──────── Given data ────────

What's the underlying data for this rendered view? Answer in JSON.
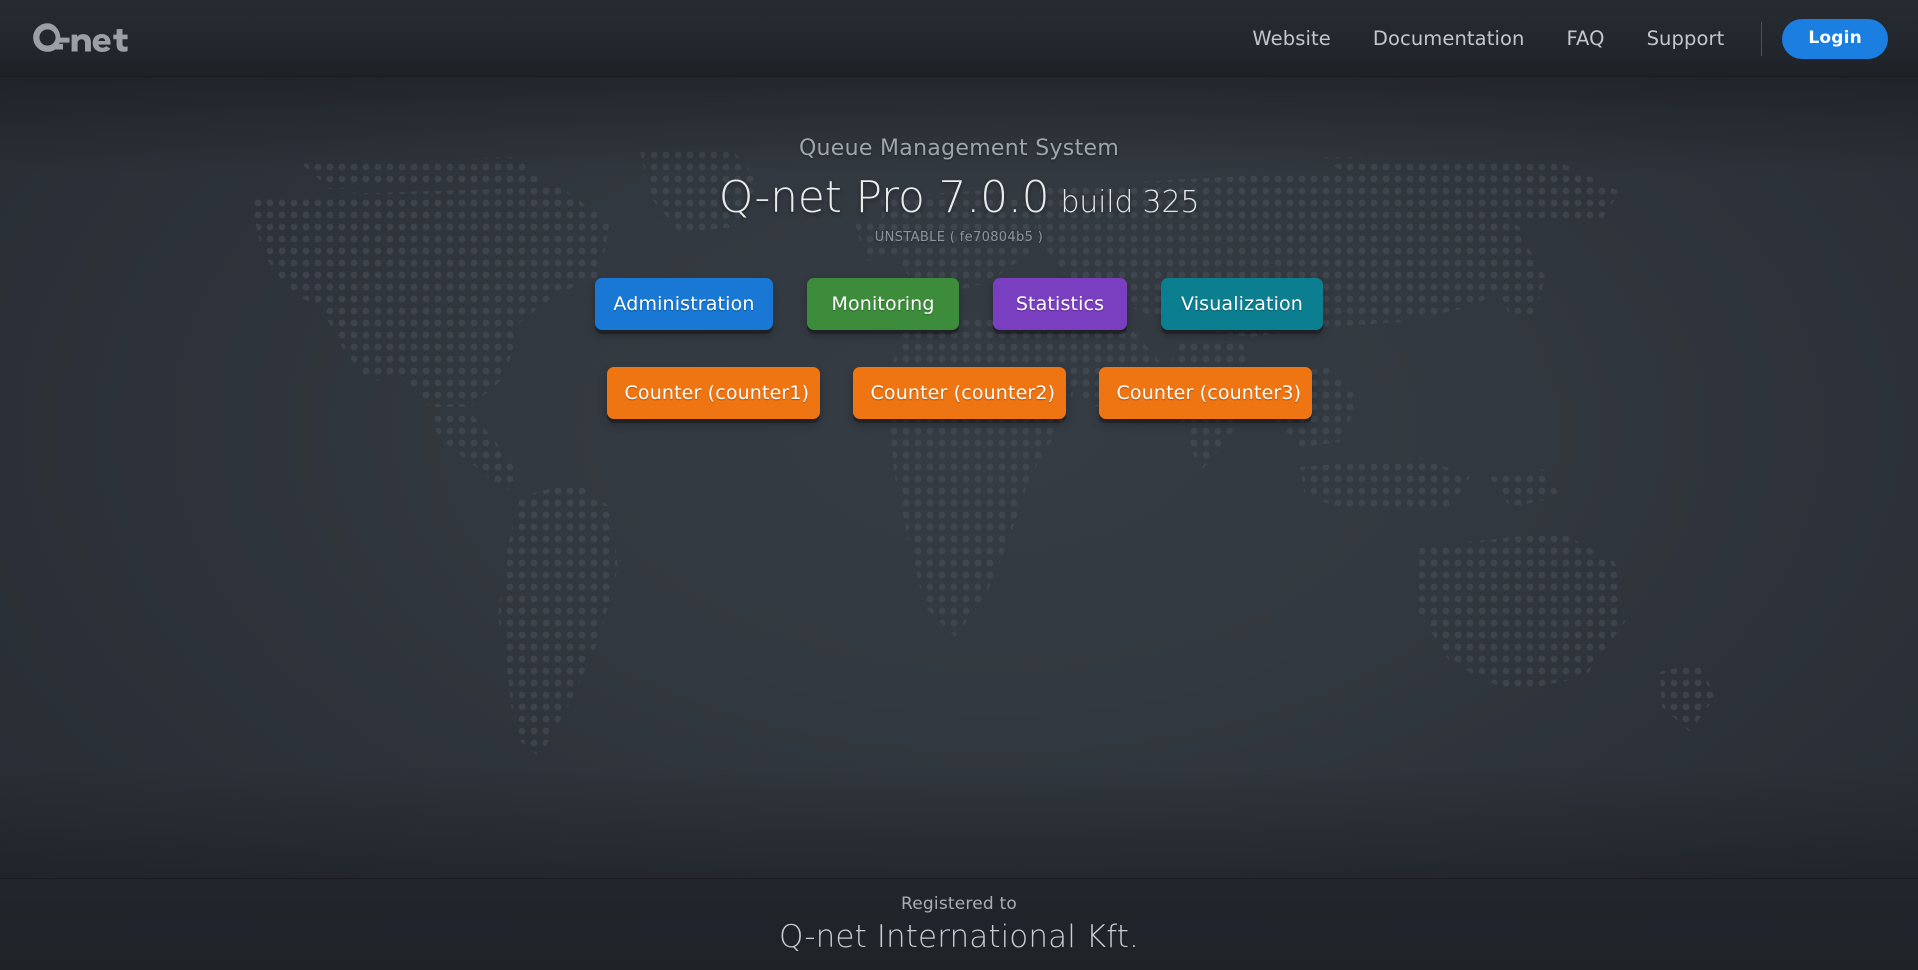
{
  "header": {
    "logo_text": "Q-net",
    "logo_icon": "qnet-logo",
    "nav": [
      {
        "label": "Website",
        "name": "nav-link-website"
      },
      {
        "label": "Documentation",
        "name": "nav-link-documentation"
      },
      {
        "label": "FAQ",
        "name": "nav-link-faq"
      },
      {
        "label": "Support",
        "name": "nav-link-support"
      }
    ],
    "login_label": "Login",
    "login_color": "#1a7fe0"
  },
  "hero": {
    "subtitle": "Queue Management System",
    "product": "Q-net Pro 7.0.0",
    "build": "build 325",
    "build_hash": "UNSTABLE ( fe70804b5 )"
  },
  "modules": [
    {
      "label": "Administration",
      "color": "#1878d4",
      "name": "module-button-administration"
    },
    {
      "label": "Monitoring",
      "color": "#3c8c3c",
      "name": "module-button-monitoring"
    },
    {
      "label": "Statistics",
      "color": "#7a3fc0",
      "name": "module-button-statistics"
    },
    {
      "label": "Visualization",
      "color": "#0b7f8f",
      "name": "module-button-visualization"
    }
  ],
  "counters": [
    {
      "label": "Counter (counter1)",
      "color": "#ef7412",
      "name": "counter-button-counter1"
    },
    {
      "label": "Counter (counter2)",
      "color": "#ef7412",
      "name": "counter-button-counter2"
    },
    {
      "label": "Counter (counter3)",
      "color": "#ef7412",
      "name": "counter-button-counter3"
    }
  ],
  "footer": {
    "label": "Registered to",
    "company": "Q-net International Kft."
  }
}
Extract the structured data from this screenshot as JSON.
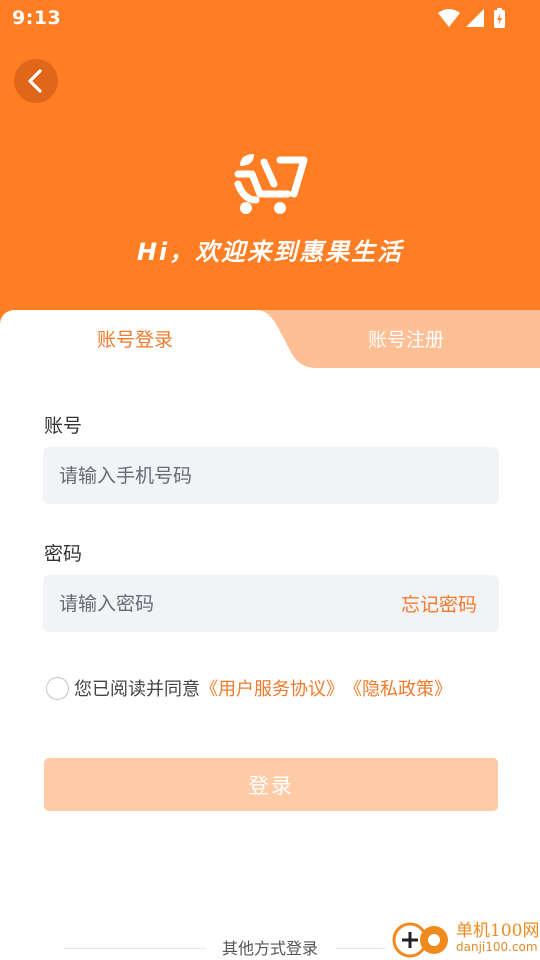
{
  "status_bar": {
    "time": "9:13",
    "icons": [
      "wifi-icon",
      "signal-icon",
      "battery-charging-icon"
    ]
  },
  "header": {
    "back_icon": "chevron-left-icon",
    "logo_icon": "leaf-cart-logo",
    "welcome": "Hi，欢迎来到惠果生活",
    "background_color": "#ff7d23"
  },
  "tabs": [
    {
      "label": "账号登录",
      "active": true
    },
    {
      "label": "账号注册",
      "active": false
    }
  ],
  "form": {
    "account_label": "账号",
    "account_placeholder": "请输入手机号码",
    "password_label": "密码",
    "password_placeholder": "请输入密码",
    "forgot_password": "忘记密码"
  },
  "agreement": {
    "checked": false,
    "prefix": "您已阅读并同意",
    "user_agreement": "《用户服务协议》",
    "privacy_policy": "《隐私政策》"
  },
  "login_button": "登录",
  "other_login": "其他方式登录",
  "watermark": {
    "line1": "单机100网",
    "line2": "danji100.com"
  },
  "colors": {
    "accent": "#f27a2a",
    "tab_inactive": "#ffbf95",
    "button_disabled": "#ffcaa6",
    "input_bg": "#f1f3f6"
  }
}
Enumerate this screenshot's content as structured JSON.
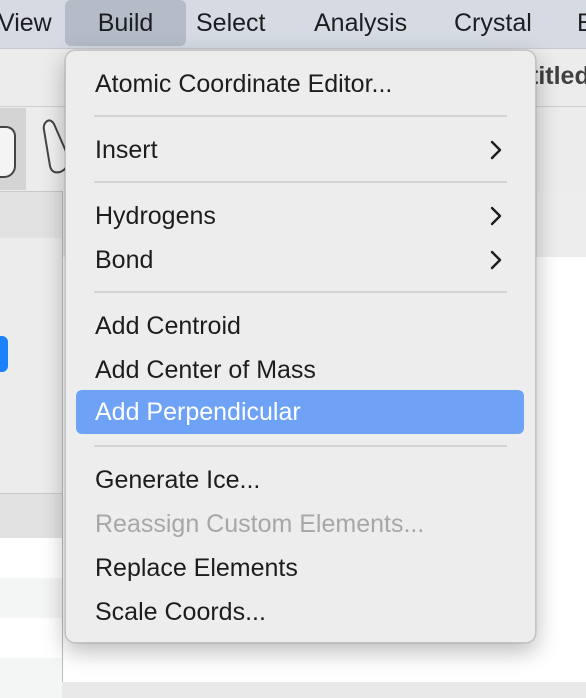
{
  "menubar": {
    "items": [
      "View",
      "Build",
      "Select",
      "Analysis",
      "Crystal",
      "E"
    ],
    "active_index": 1
  },
  "window": {
    "title_fragment": "titled"
  },
  "icons": {
    "hand": "hand-tool-icon",
    "pointer": "pointer-tool-icon",
    "submenu": "chevron-right-icon"
  },
  "colors": {
    "highlight": "#6ea2f7",
    "accent_control": "#1a82fb",
    "menubar_active": "#b4bcc8"
  },
  "menu": {
    "title": "Build",
    "items": [
      {
        "label": "Atomic Coordinate Editor...",
        "submenu": false,
        "enabled": true,
        "selected": false
      },
      {
        "label": "Insert",
        "submenu": true,
        "enabled": true,
        "selected": false
      },
      {
        "label": "Hydrogens",
        "submenu": true,
        "enabled": true,
        "selected": false
      },
      {
        "label": "Bond",
        "submenu": true,
        "enabled": true,
        "selected": false
      },
      {
        "label": "Add Centroid",
        "submenu": false,
        "enabled": true,
        "selected": false
      },
      {
        "label": "Add Center of Mass",
        "submenu": false,
        "enabled": true,
        "selected": false
      },
      {
        "label": "Add Perpendicular",
        "submenu": false,
        "enabled": true,
        "selected": true
      },
      {
        "label": "Generate Ice...",
        "submenu": false,
        "enabled": true,
        "selected": false
      },
      {
        "label": "Reassign Custom Elements...",
        "submenu": false,
        "enabled": false,
        "selected": false
      },
      {
        "label": "Replace Elements",
        "submenu": false,
        "enabled": true,
        "selected": false
      },
      {
        "label": "Scale Coords...",
        "submenu": false,
        "enabled": true,
        "selected": false
      }
    ]
  }
}
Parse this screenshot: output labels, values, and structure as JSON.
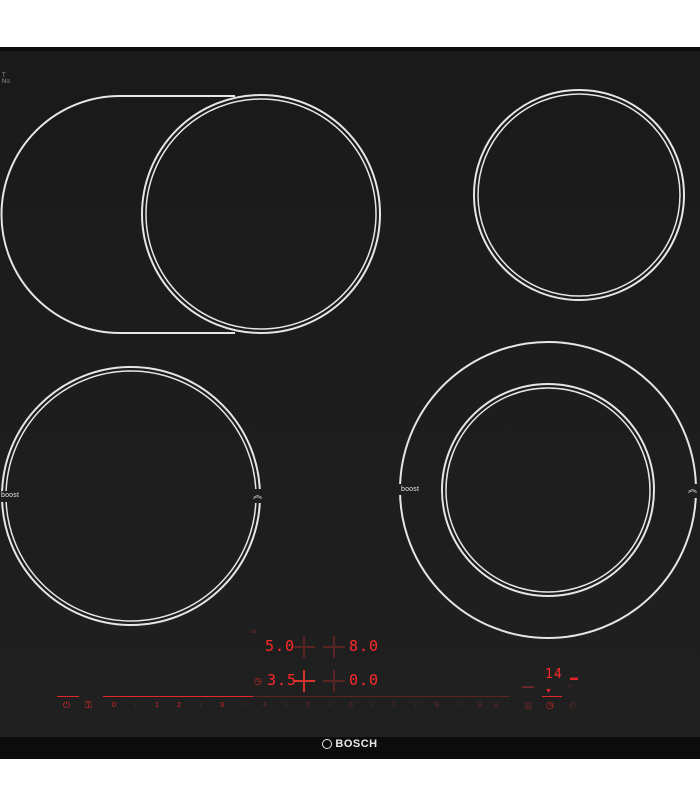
{
  "brand": {
    "name": "BOSCH"
  },
  "zones": {
    "front_left": {
      "boost_label": "boost"
    },
    "rear_right_outer": {
      "boost_label": "boost"
    }
  },
  "control_panel": {
    "displays": {
      "top_left": "5.0",
      "top_right": "8.0",
      "bottom_left": "3.5",
      "bottom_right": "0.0",
      "timer": "14"
    },
    "power_scale": [
      "0",
      "1",
      "2",
      "3",
      "4",
      "5",
      "6",
      "7",
      "8",
      "9"
    ],
    "icons": {
      "power": "power-icon",
      "child_lock": "child-lock-icon",
      "timer": "timer-icon",
      "clock": "clock-icon",
      "keep_warm": "keep-warm-icon",
      "boost": "boost-icon"
    },
    "colors": {
      "active": "#e3262b",
      "inactive": "#5a2422",
      "display": "#ff2a2a"
    }
  }
}
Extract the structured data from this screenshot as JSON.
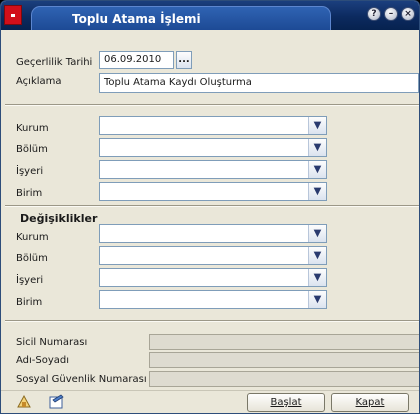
{
  "window": {
    "title": "Toplu Atama İşlemi",
    "controls": {
      "help": "?",
      "minimize": "–",
      "close": "×"
    }
  },
  "top": {
    "date_label": "Geçerlilik Tarihi",
    "date_value": "06.09.2010",
    "date_button": "...",
    "desc_label": "Açıklama",
    "desc_value": "Toplu Atama Kaydı Oluşturma"
  },
  "criteria": {
    "kurum": "Kurum",
    "bolum": "Bölüm",
    "isyeri": "İşyeri",
    "birim": "Birim"
  },
  "changes": {
    "heading": "Değişiklikler",
    "kurum": "Kurum",
    "bolum": "Bölüm",
    "isyeri": "İşyeri",
    "birim": "Birim"
  },
  "info": {
    "sicil": "Sicil Numarası",
    "adsoyad": "Adı-Soyadı",
    "sgk": "Sosyal Güvenlik Numarası"
  },
  "buttons": {
    "start": "Başlat",
    "close": "Kapat"
  },
  "colors": {
    "title_bar": "#0c2a5f",
    "window_bg": "#eae7d9"
  }
}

────────

● Set problem:
Go through the data and gather every line that holds "JSON".

● Final result:
What's the underlying data for this rendered view? Answer in JSON.
Extract the structured data from this screenshot as JSON.
Enumerate this screenshot's content as structured JSON.
Parse this screenshot: output labels, values, and structure as JSON.
Extract the structured data from this screenshot as JSON.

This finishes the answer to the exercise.